## MATERIAL SHOWN
────────────────────

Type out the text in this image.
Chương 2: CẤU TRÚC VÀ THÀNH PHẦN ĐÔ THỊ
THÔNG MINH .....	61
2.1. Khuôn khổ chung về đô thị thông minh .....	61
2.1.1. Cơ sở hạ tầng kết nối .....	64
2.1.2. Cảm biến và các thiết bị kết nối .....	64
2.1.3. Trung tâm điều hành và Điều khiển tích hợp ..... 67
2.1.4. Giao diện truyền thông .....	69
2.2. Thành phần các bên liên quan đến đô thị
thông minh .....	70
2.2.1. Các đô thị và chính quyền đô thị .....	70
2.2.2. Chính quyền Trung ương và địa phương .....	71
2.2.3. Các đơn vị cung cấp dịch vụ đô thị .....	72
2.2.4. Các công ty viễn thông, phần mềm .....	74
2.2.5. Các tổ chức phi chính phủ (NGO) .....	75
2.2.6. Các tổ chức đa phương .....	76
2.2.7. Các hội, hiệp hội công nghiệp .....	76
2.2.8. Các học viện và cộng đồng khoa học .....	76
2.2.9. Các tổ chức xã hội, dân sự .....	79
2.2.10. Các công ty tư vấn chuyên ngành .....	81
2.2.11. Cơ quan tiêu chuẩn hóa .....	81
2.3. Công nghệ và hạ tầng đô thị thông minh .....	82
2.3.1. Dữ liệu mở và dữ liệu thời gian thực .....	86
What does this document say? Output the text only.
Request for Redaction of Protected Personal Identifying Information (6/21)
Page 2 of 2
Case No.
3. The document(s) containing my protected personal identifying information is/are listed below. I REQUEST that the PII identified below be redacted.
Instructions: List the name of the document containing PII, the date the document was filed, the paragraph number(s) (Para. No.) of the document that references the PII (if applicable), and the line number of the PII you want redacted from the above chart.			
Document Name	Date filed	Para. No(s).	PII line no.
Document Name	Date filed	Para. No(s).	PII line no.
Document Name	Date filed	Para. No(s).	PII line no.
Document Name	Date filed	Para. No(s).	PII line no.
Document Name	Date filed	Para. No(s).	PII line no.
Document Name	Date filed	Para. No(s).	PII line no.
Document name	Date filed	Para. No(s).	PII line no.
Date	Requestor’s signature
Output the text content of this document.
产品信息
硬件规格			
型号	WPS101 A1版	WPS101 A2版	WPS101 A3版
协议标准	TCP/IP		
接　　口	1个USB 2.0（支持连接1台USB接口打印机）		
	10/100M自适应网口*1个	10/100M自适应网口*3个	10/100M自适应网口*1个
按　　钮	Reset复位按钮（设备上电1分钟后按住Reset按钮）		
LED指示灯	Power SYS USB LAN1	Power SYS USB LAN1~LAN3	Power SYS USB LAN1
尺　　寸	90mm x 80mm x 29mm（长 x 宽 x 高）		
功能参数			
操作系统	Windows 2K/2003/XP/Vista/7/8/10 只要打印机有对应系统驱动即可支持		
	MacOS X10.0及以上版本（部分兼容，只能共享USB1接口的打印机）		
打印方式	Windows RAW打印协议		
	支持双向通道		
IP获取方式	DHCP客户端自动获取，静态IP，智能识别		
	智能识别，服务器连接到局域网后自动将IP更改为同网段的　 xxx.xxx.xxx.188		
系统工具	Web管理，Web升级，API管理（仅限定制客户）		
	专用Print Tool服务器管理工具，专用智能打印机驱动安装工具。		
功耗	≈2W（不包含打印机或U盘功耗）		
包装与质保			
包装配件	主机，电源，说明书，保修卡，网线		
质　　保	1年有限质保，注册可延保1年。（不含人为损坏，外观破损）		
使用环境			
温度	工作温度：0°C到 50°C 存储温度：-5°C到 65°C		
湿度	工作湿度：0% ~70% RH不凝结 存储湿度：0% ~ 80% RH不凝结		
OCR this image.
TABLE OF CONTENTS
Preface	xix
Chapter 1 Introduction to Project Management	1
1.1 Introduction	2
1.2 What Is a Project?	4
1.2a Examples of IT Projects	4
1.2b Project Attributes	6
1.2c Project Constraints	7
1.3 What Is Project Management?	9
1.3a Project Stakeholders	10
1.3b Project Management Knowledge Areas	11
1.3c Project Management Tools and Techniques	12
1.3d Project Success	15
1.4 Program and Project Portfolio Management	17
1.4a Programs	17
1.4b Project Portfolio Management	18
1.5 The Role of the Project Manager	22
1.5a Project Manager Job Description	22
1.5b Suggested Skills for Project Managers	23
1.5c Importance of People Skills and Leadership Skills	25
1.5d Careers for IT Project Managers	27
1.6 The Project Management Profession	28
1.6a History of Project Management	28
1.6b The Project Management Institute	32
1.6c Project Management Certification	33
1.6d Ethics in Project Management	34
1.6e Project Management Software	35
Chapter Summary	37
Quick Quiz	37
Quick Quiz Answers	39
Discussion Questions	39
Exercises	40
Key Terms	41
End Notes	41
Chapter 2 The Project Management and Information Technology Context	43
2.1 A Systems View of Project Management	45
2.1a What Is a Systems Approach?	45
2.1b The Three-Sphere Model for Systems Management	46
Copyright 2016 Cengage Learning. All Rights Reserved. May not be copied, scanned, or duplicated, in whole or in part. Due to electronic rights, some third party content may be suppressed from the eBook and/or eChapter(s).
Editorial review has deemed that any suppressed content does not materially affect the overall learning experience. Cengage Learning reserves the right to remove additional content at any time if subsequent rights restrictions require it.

────────────────────

## WRITTEN TASK
Quote the entire listing above exactly.

## TASK RESULT
Type out the text in this image.
Chương 2: CẤU TRÚC VÀ THÀNH PHẦN ĐÔ THỊ
THÔNG MINH .....	61
2.1. Khuôn khổ chung về đô thị thông minh .....	61
2.1.1. Cơ sở hạ tầng kết nối .....	64
2.1.2. Cảm biến và các thiết bị kết nối .....	64
2.1.3. Trung tâm điều hành và Điều khiển tích hợp ..... 67
2.1.4. Giao diện truyền thông .....	69
2.2. Thành phần các bên liên quan đến đô thị
thông minh .....	70
2.2.1. Các đô thị và chính quyền đô thị .....	70
2.2.2. Chính quyền Trung ương và địa phương .....	71
2.2.3. Các đơn vị cung cấp dịch vụ đô thị .....	72
2.2.4. Các công ty viễn thông, phần mềm .....	74
2.2.5. Các tổ chức phi chính phủ (NGO) .....	75
2.2.6. Các tổ chức đa phương .....	76
2.2.7. Các hội, hiệp hội công nghiệp .....	76
2.2.8. Các học viện và cộng đồng khoa học .....	76
2.2.9. Các tổ chức xã hội, dân sự .....	79
2.2.10. Các công ty tư vấn chuyên ngành .....	81
2.2.11. Cơ quan tiêu chuẩn hóa .....	81
2.3. Công nghệ và hạ tầng đô thị thông minh .....	82
2.3.1. Dữ liệu mở và dữ liệu thời gian thực .....	86
What does this document say? Output the text only.
Request for Redaction of Protected Personal Identifying Information (6/21)
Page 2 of 2
Case No.
3. The document(s) containing my protected personal identifying information is/are listed below. I REQUEST that the PII identified below be redacted.
Instructions: List the name of the document containing PII, the date the document was filed, the paragraph number(s) (Para. No.) of the document that references the PII (if applicable), and the line number of the PII you want redacted from the above chart.			
Document Name	Date filed	Para. No(s).	PII line no.
Document Name	Date filed	Para. No(s).	PII line no.
Document Name	Date filed	Para. No(s).	PII line no.
Document Name	Date filed	Para. No(s).	PII line no.
Document Name	Date filed	Para. No(s).	PII line no.
Document Name	Date filed	Para. No(s).	PII line no.
Document name	Date filed	Para. No(s).	PII line no.
Date	Requestor’s signature
Output the text content of this document.
产品信息
硬件规格			
型号	WPS101 A1版	WPS101 A2版	WPS101 A3版
协议标准	TCP/IP		
接　　口	1个USB 2.0（支持连接1台USB接口打印机）		
	10/100M自适应网口*1个	10/100M自适应网口*3个	10/100M自适应网口*1个
按　　钮	Reset复位按钮（设备上电1分钟后按住Reset按钮）		
LED指示灯	Power SYS USB LAN1	Power SYS USB LAN1~LAN3	Power SYS USB LAN1
尺　　寸	90mm x 80mm x 29mm（长 x 宽 x 高）		
功能参数			
操作系统	Windows 2K/2003/XP/Vista/7/8/10 只要打印机有对应系统驱动即可支持		
	MacOS X10.0及以上版本（部分兼容，只能共享USB1接口的打印机）		
打印方式	Windows RAW打印协议		
	支持双向通道		
IP获取方式	DHCP客户端自动获取，静态IP，智能识别		
	智能识别，服务器连接到局域网后自动将IP更改为同网段的　 xxx.xxx.xxx.188		
系统工具	Web管理，Web升级，API管理（仅限定制客户）		
	专用Print Tool服务器管理工具，专用智能打印机驱动安装工具。		
功耗	≈2W（不包含打印机或U盘功耗）		
包装与质保			
包装配件	主机，电源，说明书，保修卡，网线		
质　　保	1年有限质保，注册可延保1年。（不含人为损坏，外观破损）		
使用环境			
温度	工作温度：0°C到 50°C 存储温度：-5°C到 65°C		
湿度	工作湿度：0% ~70% RH不凝结 存储湿度：0% ~ 80% RH不凝结		
OCR this image.
TABLE OF CONTENTS
Preface	xix
Chapter 1 Introduction to Project Management	1
1.1 Introduction	2
1.2 What Is a Project?	4
1.2a Examples of IT Projects	4
1.2b Project Attributes	6
1.2c Project Constraints	7
1.3 What Is Project Management?	9
1.3a Project Stakeholders	10
1.3b Project Management Knowledge Areas	11
1.3c Project Management Tools and Techniques	12
1.3d Project Success	15
1.4 Program and Project Portfolio Management	17
1.4a Programs	17
1.4b Project Portfolio Management	18
1.5 The Role of the Project Manager	22
1.5a Project Manager Job Description	22
1.5b Suggested Skills for Project Managers	23
1.5c Importance of People Skills and Leadership Skills	25
1.5d Careers for IT Project Managers	27
1.6 The Project Management Profession	28
1.6a History of Project Management	28
1.6b The Project Management Institute	32
1.6c Project Management Certification	33
1.6d Ethics in Project Management	34
1.6e Project Management Software	35
Chapter Summary	37
Quick Quiz	37
Quick Quiz Answers	39
Discussion Questions	39
Exercises	40
Key Terms	41
End Notes	41
Chapter 2 The Project Management and Information Technology Context	43
2.1 A Systems View of Project Management	45
2.1a What Is a Systems Approach?	45
2.1b The Three-Sphere Model for Systems Management	46
Copyright 2016 Cengage Learning. All Rights Reserved. May not be copied, scanned, or duplicated, in whole or in part. Due to electronic rights, some third party content may be suppressed from the eBook and/or eChapter(s).
Editorial review has deemed that any suppressed content does not materially affect the overall learning experience. Cengage Learning reserves the right to remove additional content at any time if subsequent rights restrictions require it.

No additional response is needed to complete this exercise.